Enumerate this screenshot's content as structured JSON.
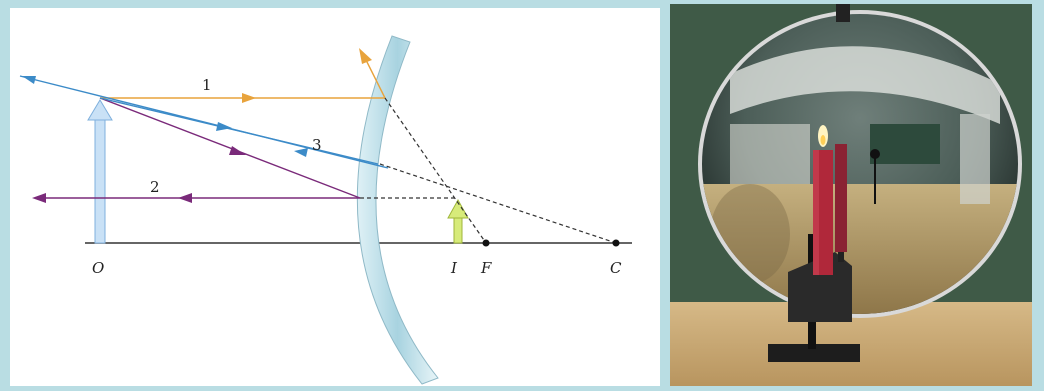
{
  "diagram": {
    "ray_labels": [
      "1",
      "2",
      "3"
    ],
    "point_labels": {
      "object": "O",
      "image": "I",
      "focal": "F",
      "center": "C"
    },
    "colors": {
      "ray1": "#e8a33c",
      "ray2": "#7a2a7a",
      "ray3": "#3c8bc8",
      "object_arrow": "#9cc9ef",
      "image_arrow": "#c8e25a",
      "mirror": "#bfe0ea",
      "axis": "#333333"
    }
  },
  "photo": {
    "subject": "convex-mirror-with-candle",
    "colors": {
      "wall": "#3f5a47",
      "table": "#c9a877",
      "candle": "#b0283a",
      "mirror_rim": "#d9d9d9"
    }
  }
}
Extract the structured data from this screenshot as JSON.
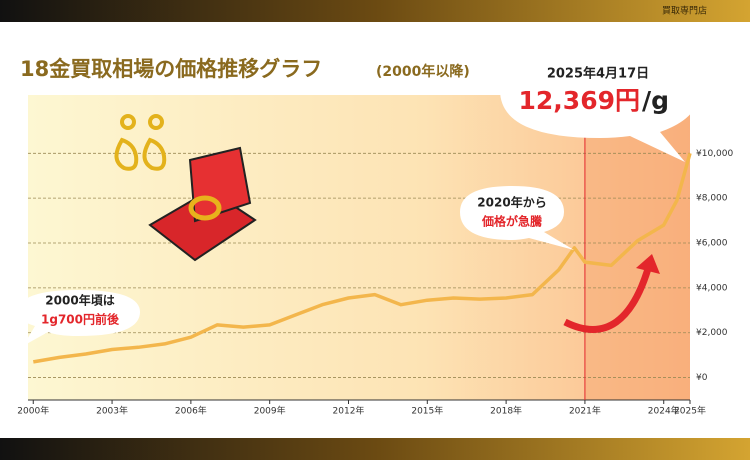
{
  "header": {
    "shop": "買取専門店"
  },
  "chart_data": {
    "type": "line",
    "title": "18金買取相場の価格推移グラフ",
    "subtitle": "(2000年以降)",
    "x": [
      2000,
      2001,
      2002,
      2003,
      2004,
      2005,
      2006,
      2007,
      2008,
      2009,
      2010,
      2011,
      2012,
      2013,
      2014,
      2015,
      2016,
      2017,
      2018,
      2019,
      2020,
      2020.6,
      2021,
      2022,
      2023,
      2024,
      2024.5,
      2025
    ],
    "values": [
      700,
      900,
      1050,
      1250,
      1350,
      1500,
      1800,
      2350,
      2250,
      2350,
      2800,
      3250,
      3550,
      3700,
      3250,
      3450,
      3550,
      3500,
      3550,
      3700,
      4800,
      5780,
      5150,
      5000,
      6100,
      6800,
      7900,
      10000
    ],
    "color": "#f3b64c",
    "highlight_x": 2021,
    "xlim": [
      1999.8,
      2025
    ],
    "xticks": [
      {
        "value": 2000,
        "label": "2000年"
      },
      {
        "value": 2003,
        "label": "2003年"
      },
      {
        "value": 2006,
        "label": "2006年"
      },
      {
        "value": 2009,
        "label": "2009年"
      },
      {
        "value": 2012,
        "label": "2012年"
      },
      {
        "value": 2015,
        "label": "2015年"
      },
      {
        "value": 2018,
        "label": "2018年"
      },
      {
        "value": 2021,
        "label": "2021年"
      },
      {
        "value": 2024,
        "label": "2024年"
      },
      {
        "value": 2025,
        "label": "2025年"
      }
    ],
    "ylim": [
      -1000,
      12600
    ],
    "yticks": [
      {
        "value": 0,
        "label": "¥0"
      },
      {
        "value": 2000,
        "label": "¥2,000"
      },
      {
        "value": 4000,
        "label": "¥4,000"
      },
      {
        "value": 6000,
        "label": "¥6,000"
      },
      {
        "value": 8000,
        "label": "¥8,000"
      },
      {
        "value": 10000,
        "label": "¥10,000"
      }
    ],
    "grid": true,
    "annotations": {
      "start": [
        "2000年頃は",
        "1g700円前後"
      ],
      "surge": [
        "2020年から",
        "価格が急騰"
      ],
      "latest": {
        "date": "2025年4月17日",
        "price": "12,369円",
        "unit": "/g"
      }
    }
  }
}
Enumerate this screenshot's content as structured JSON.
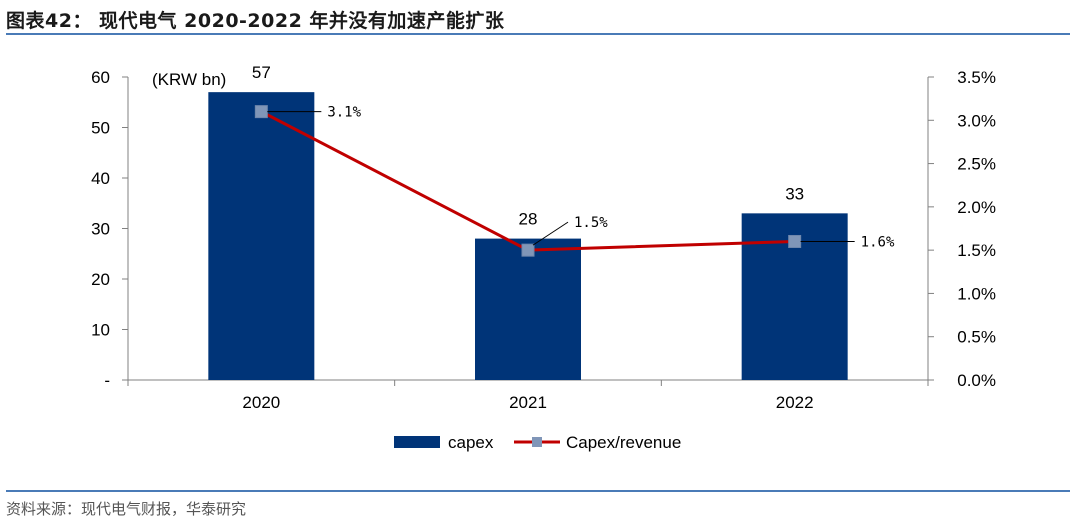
{
  "title": "图表42： 现代电气 2020-2022 年并没有加速产能扩张",
  "source": "资料来源：现代电气财报，华泰研究",
  "chart_data": {
    "type": "bar",
    "categories": [
      "2020",
      "2021",
      "2022"
    ],
    "unit_label": "(KRW bn)",
    "series": [
      {
        "name": "capex",
        "kind": "bar",
        "axis": "left",
        "values": [
          57,
          28,
          33
        ],
        "labels": [
          "57",
          "28",
          "33"
        ],
        "color": "#003478"
      },
      {
        "name": "Capex/revenue",
        "kind": "line",
        "axis": "right",
        "values": [
          3.1,
          1.5,
          1.6
        ],
        "labels": [
          "3.1%",
          "1.5%",
          "1.6%"
        ],
        "color": "#c00000",
        "marker_color": "#8096b8"
      }
    ],
    "left_axis": {
      "range": [
        0,
        60
      ],
      "ticks": [
        0,
        10,
        20,
        30,
        40,
        50,
        60
      ],
      "tick_labels": [
        "-",
        "10",
        "20",
        "30",
        "40",
        "50",
        "60"
      ]
    },
    "right_axis": {
      "range": [
        0,
        3.5
      ],
      "ticks": [
        0,
        0.5,
        1,
        1.5,
        2,
        2.5,
        3,
        3.5
      ],
      "tick_labels": [
        "0.0%",
        "0.5%",
        "1.0%",
        "1.5%",
        "2.0%",
        "2.5%",
        "3.0%",
        "3.5%"
      ]
    },
    "legend": [
      "capex",
      "Capex/revenue"
    ],
    "legend_position": "bottom",
    "grid": false
  }
}
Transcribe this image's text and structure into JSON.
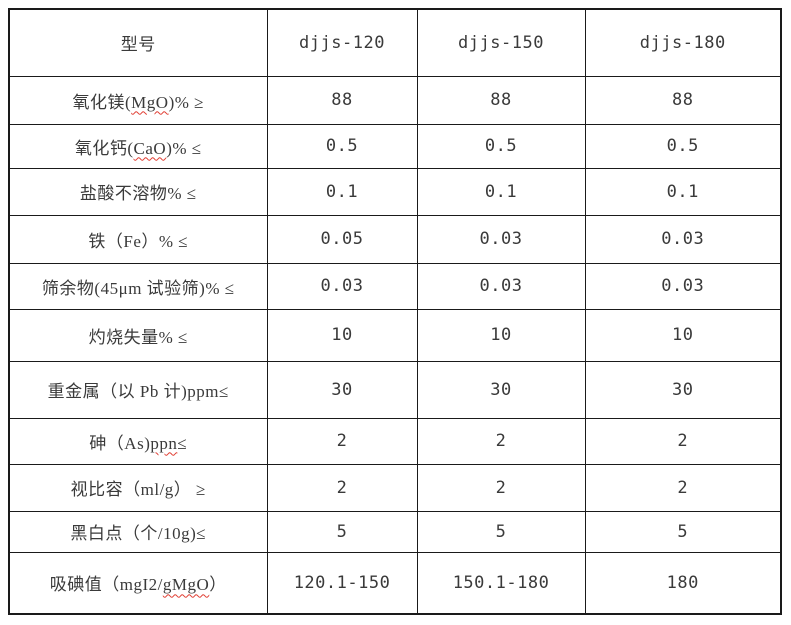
{
  "table": {
    "border_color": "#1a1a1a",
    "text_color": "#3a3a3a",
    "squiggle_color": "#e03c31",
    "header": {
      "model_label": "型号",
      "columns": [
        "djjs-120",
        "djjs-150",
        "djjs-180"
      ]
    },
    "rows": [
      {
        "pre": "氧化镁(",
        "squiggle": "MgO",
        "post": ")% ≥",
        "values": [
          "88",
          "88",
          "88"
        ]
      },
      {
        "pre": "氧化钙(",
        "squiggle": "CaO",
        "post": ")% ≤",
        "values": [
          "0.5",
          "0.5",
          "0.5"
        ]
      },
      {
        "pre": "盐酸不溶物% ≤",
        "squiggle": "",
        "post": "",
        "values": [
          "0.1",
          "0.1",
          "0.1"
        ]
      },
      {
        "pre": "铁（Fe）% ≤",
        "squiggle": "",
        "post": "",
        "values": [
          "0.05",
          "0.03",
          "0.03"
        ]
      },
      {
        "pre": "筛余物(45μm 试验筛)% ≤",
        "squiggle": "",
        "post": "",
        "values": [
          "0.03",
          "0.03",
          "0.03"
        ]
      },
      {
        "pre": "灼烧失量% ≤",
        "squiggle": "",
        "post": "",
        "values": [
          "10",
          "10",
          "10"
        ]
      },
      {
        "pre": "重金属（以 Pb 计)ppm≤",
        "squiggle": "",
        "post": "",
        "values": [
          "30",
          "30",
          "30"
        ]
      },
      {
        "pre": "砷（As)",
        "squiggle": "ppn",
        "post": "≤",
        "values": [
          "2",
          "2",
          "2"
        ]
      },
      {
        "pre": "视比容（ml/g） ≥",
        "squiggle": "",
        "post": "",
        "values": [
          "2",
          "2",
          "2"
        ]
      },
      {
        "pre": "黑白点（个/10g)≤",
        "squiggle": "",
        "post": "",
        "values": [
          "5",
          "5",
          "5"
        ]
      },
      {
        "pre": "吸碘值（mgI2/",
        "squiggle": "gMgO",
        "post": "）",
        "values": [
          "120.1-150",
          "150.1-180",
          "180"
        ]
      }
    ]
  }
}
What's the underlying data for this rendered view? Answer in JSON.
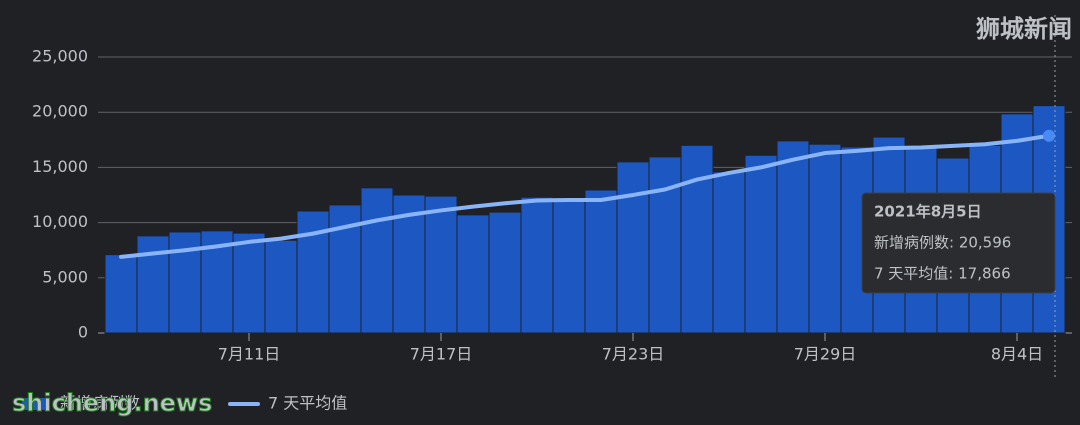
{
  "chart_data": {
    "type": "bar",
    "categories": [
      null,
      null,
      null,
      null,
      "7月11日",
      null,
      null,
      null,
      null,
      null,
      "7月17日",
      null,
      null,
      null,
      null,
      null,
      "7月23日",
      null,
      null,
      null,
      null,
      null,
      "7月29日",
      null,
      null,
      null,
      null,
      null,
      "8月4日",
      null
    ],
    "series": [
      {
        "name": "新增病例数",
        "color": "#1c57c2",
        "type": "bar",
        "values": [
          7100,
          8800,
          9150,
          9250,
          9050,
          8400,
          11050,
          11600,
          13150,
          12500,
          12400,
          10700,
          10950,
          12300,
          12250,
          12950,
          15500,
          15950,
          17000,
          14600,
          16100,
          17400,
          17100,
          16850,
          17750,
          17000,
          15850,
          17000,
          19850,
          20596
        ]
      },
      {
        "name": "7 天平均值",
        "color": "#8ab4f8",
        "type": "line",
        "values": [
          6900,
          7200,
          7500,
          7850,
          8250,
          8550,
          9000,
          9600,
          10200,
          10700,
          11100,
          11450,
          11750,
          12000,
          12050,
          12050,
          12500,
          13000,
          13900,
          14500,
          15000,
          15700,
          16300,
          16500,
          16750,
          16800,
          16950,
          17100,
          17400,
          17866
        ]
      }
    ],
    "ylim": [
      0,
      25000
    ],
    "yticks": [
      0,
      {
        "value": 5000,
        "label": "5,000"
      },
      {
        "value": 10000,
        "label": "10,000"
      },
      {
        "value": 15000,
        "label": "15,000"
      },
      {
        "value": 20000,
        "label": "20,000"
      },
      {
        "value": 25000,
        "label": "25,000"
      }
    ],
    "grid": true,
    "legend": "bottom-left",
    "tooltip": {
      "title": "2021年8月5日",
      "rows": [
        "新增病例数: 20,596",
        "7 天平均值: 17,866"
      ]
    },
    "watermarks": [
      "狮城新闻",
      "shicheng.news"
    ]
  }
}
◇ ◇ ◇ ◇
To be done:
Find the word "bottom" in the entries above and gather every line that holds it.

Result:
    "legend_position": "bottom",
    "legend": "bottom-left",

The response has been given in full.